→ Record set:
● ● ●

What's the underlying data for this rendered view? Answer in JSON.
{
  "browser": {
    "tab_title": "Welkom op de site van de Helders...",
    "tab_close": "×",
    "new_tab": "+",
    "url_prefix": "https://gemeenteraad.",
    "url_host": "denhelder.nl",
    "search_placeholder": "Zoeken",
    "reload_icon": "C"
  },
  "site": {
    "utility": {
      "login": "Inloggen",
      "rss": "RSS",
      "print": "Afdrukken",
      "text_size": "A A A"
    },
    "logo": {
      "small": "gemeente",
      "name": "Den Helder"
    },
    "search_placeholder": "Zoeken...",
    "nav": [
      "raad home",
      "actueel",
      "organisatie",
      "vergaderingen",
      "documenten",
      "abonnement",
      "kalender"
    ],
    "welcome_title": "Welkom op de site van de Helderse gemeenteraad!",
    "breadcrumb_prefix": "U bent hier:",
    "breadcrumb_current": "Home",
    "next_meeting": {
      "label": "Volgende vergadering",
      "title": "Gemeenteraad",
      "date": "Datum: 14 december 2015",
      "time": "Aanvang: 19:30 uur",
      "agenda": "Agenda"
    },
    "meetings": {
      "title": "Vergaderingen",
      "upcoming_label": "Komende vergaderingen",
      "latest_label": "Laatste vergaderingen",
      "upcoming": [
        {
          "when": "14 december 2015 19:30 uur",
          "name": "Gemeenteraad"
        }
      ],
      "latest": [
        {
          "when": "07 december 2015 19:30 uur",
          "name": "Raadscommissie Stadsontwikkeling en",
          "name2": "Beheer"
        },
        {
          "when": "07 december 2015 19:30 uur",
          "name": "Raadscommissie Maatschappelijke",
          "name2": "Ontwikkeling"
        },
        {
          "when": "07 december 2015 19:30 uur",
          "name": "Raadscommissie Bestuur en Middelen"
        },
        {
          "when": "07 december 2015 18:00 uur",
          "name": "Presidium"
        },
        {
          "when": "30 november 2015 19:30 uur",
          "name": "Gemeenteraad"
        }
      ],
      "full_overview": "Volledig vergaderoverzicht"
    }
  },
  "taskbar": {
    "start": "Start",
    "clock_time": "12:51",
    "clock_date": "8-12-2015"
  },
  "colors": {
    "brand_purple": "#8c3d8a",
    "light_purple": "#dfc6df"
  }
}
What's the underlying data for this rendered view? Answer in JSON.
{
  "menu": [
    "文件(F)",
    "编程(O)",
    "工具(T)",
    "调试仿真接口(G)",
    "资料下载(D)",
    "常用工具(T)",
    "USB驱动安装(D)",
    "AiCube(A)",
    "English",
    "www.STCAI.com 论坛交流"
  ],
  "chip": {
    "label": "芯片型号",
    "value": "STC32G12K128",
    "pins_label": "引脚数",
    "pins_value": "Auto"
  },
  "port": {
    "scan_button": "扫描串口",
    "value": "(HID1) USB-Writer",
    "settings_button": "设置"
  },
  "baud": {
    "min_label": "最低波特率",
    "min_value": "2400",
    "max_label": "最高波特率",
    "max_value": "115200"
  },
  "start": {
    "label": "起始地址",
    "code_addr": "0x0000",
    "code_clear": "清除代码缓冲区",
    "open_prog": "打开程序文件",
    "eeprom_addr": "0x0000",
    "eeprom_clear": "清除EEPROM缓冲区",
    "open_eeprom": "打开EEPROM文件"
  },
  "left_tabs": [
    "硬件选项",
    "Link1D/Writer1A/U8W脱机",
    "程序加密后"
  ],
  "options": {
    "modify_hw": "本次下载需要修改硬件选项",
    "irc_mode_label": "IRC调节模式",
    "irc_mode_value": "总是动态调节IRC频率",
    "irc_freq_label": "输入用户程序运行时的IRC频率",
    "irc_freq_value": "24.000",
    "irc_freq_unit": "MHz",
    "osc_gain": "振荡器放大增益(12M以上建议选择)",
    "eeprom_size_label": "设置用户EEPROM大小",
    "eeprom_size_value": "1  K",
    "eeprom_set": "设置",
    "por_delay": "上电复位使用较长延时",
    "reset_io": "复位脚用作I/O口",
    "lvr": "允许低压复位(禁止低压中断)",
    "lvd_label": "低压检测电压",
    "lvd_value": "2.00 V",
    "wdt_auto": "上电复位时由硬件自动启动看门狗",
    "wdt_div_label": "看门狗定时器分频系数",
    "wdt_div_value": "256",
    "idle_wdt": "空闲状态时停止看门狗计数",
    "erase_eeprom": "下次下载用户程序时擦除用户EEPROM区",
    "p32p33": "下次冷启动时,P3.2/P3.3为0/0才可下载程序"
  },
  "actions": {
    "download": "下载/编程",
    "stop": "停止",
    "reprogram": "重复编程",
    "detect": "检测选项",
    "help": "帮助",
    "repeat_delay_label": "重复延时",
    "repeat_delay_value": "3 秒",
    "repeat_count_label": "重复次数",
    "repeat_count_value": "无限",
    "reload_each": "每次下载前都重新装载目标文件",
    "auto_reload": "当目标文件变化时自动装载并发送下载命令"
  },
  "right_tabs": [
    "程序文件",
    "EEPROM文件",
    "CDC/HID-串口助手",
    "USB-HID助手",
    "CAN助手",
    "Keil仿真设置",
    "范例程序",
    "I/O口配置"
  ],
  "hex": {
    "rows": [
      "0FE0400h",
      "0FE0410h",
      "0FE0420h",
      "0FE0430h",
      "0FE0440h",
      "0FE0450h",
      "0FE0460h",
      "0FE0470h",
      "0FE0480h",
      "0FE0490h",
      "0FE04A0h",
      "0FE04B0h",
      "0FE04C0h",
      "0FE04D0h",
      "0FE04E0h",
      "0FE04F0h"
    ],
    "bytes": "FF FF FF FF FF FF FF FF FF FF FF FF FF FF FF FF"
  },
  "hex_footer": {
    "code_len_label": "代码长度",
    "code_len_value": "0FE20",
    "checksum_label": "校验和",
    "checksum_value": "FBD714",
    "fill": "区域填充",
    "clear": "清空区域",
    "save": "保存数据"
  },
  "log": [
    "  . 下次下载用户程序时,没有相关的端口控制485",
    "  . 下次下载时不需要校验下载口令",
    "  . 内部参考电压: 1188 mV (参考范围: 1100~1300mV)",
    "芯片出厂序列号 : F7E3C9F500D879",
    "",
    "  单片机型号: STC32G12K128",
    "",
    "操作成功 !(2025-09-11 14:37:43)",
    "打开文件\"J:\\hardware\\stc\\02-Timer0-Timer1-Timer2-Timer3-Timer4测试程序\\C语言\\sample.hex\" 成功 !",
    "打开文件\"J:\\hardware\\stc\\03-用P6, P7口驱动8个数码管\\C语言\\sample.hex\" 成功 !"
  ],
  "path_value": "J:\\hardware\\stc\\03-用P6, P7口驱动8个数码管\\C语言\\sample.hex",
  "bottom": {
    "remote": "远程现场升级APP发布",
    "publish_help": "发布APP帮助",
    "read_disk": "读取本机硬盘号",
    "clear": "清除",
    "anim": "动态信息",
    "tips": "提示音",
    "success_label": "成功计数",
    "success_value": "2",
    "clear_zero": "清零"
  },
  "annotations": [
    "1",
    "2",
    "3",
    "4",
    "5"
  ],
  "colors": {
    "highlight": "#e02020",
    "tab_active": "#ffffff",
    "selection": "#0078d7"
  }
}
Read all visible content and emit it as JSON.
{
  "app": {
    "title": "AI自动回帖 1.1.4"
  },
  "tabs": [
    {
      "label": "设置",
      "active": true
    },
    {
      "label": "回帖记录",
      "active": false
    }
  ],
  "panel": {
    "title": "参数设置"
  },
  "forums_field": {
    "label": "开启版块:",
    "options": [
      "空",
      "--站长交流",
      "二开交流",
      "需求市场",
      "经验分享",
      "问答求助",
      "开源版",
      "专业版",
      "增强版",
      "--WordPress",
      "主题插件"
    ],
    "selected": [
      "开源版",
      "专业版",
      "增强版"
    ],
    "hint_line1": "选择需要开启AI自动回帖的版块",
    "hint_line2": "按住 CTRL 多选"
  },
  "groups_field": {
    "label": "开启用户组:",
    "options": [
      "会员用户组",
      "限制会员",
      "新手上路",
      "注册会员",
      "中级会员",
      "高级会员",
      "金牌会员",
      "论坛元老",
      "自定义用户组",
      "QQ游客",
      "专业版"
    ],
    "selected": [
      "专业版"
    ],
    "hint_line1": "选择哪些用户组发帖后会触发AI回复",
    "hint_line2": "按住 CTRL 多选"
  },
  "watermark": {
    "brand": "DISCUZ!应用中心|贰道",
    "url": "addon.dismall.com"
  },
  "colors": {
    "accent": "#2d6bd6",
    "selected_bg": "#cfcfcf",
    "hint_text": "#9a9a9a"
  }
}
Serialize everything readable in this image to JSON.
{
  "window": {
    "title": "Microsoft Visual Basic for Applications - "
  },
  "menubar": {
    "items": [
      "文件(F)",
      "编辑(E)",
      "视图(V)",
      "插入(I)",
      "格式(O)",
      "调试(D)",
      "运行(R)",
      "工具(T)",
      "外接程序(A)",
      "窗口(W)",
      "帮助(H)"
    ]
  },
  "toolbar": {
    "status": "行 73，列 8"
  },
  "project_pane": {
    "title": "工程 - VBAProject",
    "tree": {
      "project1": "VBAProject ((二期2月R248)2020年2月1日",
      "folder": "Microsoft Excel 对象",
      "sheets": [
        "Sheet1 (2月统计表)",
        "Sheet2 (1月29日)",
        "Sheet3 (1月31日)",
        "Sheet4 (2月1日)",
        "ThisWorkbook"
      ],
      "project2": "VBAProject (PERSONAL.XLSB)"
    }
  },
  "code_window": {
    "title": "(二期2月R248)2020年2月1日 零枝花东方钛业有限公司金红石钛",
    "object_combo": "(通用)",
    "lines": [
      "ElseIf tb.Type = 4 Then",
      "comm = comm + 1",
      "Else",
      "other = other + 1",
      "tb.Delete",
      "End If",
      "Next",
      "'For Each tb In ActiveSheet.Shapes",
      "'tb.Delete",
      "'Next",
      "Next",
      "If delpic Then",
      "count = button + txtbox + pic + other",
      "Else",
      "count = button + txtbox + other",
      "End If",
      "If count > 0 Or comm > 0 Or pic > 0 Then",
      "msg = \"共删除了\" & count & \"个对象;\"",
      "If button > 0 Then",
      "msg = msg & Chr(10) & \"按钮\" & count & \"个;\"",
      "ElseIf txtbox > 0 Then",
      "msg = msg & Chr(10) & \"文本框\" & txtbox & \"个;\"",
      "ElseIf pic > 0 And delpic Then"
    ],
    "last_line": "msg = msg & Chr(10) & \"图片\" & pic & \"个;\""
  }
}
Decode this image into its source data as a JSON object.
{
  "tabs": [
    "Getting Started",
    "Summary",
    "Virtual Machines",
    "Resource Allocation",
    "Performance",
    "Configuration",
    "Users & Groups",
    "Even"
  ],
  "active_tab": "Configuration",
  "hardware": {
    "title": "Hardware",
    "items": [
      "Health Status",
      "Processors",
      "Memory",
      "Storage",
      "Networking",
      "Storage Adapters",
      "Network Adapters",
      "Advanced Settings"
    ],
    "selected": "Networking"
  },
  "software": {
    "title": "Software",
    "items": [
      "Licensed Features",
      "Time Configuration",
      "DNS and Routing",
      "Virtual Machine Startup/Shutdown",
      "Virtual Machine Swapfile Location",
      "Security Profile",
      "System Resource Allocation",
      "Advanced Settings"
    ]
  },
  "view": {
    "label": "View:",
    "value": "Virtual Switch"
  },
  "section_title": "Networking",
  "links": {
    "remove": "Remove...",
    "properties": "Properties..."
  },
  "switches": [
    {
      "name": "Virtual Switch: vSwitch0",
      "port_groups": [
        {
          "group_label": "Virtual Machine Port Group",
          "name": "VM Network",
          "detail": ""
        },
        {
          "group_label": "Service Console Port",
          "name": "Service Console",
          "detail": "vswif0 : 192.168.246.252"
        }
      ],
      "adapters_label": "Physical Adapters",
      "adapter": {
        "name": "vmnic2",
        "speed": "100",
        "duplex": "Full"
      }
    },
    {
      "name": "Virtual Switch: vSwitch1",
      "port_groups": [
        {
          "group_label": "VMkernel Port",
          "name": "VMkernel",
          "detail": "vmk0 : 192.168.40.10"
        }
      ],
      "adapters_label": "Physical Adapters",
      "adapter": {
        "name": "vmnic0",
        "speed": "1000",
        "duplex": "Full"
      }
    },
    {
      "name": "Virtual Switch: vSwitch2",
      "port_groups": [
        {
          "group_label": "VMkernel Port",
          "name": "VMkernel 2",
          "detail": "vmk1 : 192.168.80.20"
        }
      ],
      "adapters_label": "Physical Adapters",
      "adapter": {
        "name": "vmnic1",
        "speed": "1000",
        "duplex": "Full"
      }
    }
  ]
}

● ● ●

→ The exercise:
Check each line of the records above for the word "Zoeken", then give the number of lines that have it, with no other words.

→ Task answer:
2